TEXTO EXTRAÍDO:
■ ■ ■ ■ ■
Ver Segovia en un día: 5 lugares que no puede dejar de visitar…

por / Jueves, 25 febrero 2016 / Publicado enSegovia, Sin categoría

1.- La gastronomía segoviana. Capítulo aparte merecen otros muchos monumentos, itinerarios, museos y salas de exposiciones de la ciudad (será en otra ocasión), por eso nuestra última recomendación se centra en nuestra gastronomía. Mejor dicho, en los productos que han contribuido a su desarrollo. Segovia es sinónimo de cochinillo, pero también de legumbres, productos de la huerta, quesos y excelentes vinos de Valtiendas y Ribera del Duero. ¡No se marche de aquí sin comprobarlo!

 

2.- El Acueducto. Esta obra de la ingeniería romana consigue dejar boquiabierto al más escéptico. ¿Cómo puede conservarse tan bien 2.000 años después? El Acueducto de Segovia es uno de los grandes iconos de la ciudad. No importa el número de veces que pasemos por debajo de sus arcos: a nosotros también nos parece una maravilla. Recree su vista, mírelo de frente, pase por debajo o contémplelo desde cualquier panorámica.
■ ■ ■ ■ ■
OBJETIVO DEL EJERCICIO:
Resume en menos palabras el párrafo del texto sobre Segovia que empieza por «2.- El Acueducto», sin perder sus datos principales. Las líneas que vienen después son material aparte.

Registros de una colección
■ ■ ■ ■ ■
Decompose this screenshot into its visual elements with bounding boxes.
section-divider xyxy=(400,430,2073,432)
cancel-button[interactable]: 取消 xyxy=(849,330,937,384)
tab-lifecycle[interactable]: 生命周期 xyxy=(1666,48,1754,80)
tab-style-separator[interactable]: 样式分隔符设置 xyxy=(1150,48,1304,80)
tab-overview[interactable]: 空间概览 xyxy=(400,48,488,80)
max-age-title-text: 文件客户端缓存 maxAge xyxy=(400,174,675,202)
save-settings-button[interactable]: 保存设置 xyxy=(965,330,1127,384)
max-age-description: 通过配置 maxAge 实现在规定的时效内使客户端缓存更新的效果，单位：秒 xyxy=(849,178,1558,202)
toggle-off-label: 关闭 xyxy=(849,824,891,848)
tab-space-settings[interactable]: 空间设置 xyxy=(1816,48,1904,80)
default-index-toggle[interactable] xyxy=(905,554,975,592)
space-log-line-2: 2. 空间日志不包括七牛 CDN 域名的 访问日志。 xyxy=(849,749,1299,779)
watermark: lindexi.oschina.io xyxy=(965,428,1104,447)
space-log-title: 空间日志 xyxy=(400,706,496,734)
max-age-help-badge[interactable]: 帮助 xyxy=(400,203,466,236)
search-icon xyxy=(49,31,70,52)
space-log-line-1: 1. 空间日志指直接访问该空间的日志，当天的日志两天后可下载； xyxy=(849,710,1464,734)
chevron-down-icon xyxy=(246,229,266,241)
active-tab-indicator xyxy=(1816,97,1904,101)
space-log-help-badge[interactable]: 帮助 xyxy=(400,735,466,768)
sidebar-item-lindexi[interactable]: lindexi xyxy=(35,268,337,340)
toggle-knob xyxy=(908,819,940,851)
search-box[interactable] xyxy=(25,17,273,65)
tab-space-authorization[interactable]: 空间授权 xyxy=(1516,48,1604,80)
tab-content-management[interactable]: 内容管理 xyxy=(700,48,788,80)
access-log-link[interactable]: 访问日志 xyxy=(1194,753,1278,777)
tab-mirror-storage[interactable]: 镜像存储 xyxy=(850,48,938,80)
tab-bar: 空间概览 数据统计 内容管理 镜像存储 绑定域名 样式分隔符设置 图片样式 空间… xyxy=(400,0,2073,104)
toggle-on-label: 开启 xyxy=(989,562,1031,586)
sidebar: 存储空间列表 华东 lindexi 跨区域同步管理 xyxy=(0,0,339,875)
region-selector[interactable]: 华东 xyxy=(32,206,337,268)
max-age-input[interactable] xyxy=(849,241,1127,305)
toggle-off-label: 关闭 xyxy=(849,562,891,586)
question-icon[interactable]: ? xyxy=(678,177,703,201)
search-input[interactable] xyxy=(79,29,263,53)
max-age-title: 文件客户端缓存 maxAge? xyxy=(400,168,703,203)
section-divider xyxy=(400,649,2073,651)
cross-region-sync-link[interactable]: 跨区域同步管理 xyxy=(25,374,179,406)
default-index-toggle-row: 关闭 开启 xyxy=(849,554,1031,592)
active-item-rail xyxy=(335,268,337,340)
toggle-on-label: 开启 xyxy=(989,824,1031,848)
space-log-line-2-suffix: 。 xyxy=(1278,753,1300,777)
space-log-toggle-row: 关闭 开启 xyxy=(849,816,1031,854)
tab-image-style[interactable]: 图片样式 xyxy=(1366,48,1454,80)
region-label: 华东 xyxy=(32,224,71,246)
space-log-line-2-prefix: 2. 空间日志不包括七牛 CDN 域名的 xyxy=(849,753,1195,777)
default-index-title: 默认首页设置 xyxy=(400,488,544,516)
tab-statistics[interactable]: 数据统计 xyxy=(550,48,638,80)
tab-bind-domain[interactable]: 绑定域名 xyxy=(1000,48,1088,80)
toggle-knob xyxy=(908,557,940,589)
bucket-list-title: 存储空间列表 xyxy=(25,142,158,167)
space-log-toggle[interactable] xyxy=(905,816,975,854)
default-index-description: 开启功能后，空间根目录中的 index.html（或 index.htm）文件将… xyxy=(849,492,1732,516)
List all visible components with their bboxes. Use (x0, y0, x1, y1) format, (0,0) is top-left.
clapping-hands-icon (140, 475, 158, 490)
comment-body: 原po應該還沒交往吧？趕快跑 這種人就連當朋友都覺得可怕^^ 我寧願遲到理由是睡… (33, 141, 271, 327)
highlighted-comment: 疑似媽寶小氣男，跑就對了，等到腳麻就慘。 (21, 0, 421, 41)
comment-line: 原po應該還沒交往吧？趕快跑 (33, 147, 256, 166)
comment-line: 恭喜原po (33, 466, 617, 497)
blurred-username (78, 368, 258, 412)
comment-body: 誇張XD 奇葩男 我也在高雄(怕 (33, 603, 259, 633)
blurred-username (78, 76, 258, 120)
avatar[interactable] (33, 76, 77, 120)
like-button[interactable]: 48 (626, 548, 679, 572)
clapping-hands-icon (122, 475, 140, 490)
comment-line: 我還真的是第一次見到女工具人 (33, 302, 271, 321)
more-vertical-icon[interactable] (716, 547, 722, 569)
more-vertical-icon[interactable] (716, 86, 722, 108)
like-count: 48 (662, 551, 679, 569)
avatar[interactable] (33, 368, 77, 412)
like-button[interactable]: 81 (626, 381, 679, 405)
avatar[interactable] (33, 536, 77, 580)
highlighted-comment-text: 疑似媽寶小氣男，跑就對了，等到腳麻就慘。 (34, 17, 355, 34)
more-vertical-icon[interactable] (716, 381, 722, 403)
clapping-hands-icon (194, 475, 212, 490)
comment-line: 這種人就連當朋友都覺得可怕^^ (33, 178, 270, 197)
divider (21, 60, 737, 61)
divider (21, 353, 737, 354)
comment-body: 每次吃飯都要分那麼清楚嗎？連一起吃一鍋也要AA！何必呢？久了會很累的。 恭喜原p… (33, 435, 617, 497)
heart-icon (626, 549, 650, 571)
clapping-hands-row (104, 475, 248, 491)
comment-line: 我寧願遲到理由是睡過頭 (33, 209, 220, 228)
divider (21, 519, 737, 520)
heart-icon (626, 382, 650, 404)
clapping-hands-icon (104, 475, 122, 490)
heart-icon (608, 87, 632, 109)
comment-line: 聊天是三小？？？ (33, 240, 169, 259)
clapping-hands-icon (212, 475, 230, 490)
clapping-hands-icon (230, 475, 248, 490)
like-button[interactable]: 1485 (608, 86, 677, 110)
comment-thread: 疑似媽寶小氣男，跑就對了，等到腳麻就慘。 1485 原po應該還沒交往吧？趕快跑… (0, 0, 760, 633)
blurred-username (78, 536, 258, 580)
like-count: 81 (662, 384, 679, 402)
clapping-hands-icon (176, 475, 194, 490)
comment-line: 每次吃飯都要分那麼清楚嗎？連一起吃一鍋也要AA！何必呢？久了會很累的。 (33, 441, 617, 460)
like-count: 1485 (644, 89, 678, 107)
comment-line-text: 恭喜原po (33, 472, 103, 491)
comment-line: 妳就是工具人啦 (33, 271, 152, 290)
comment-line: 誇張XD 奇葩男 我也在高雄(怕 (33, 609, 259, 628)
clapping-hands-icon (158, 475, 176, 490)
■ ■ ■ ■ ■
TU RESPUESTA:
El Acueducto, obra de la ingeniería romana, asombra hasta al más escéptico y sigue muy bien conservado 2.000 años después. Es uno de los grandes iconos de Segovia. Se puede ver de frente, pasar bajo sus arcos o contemplar desde cualquier panorámica.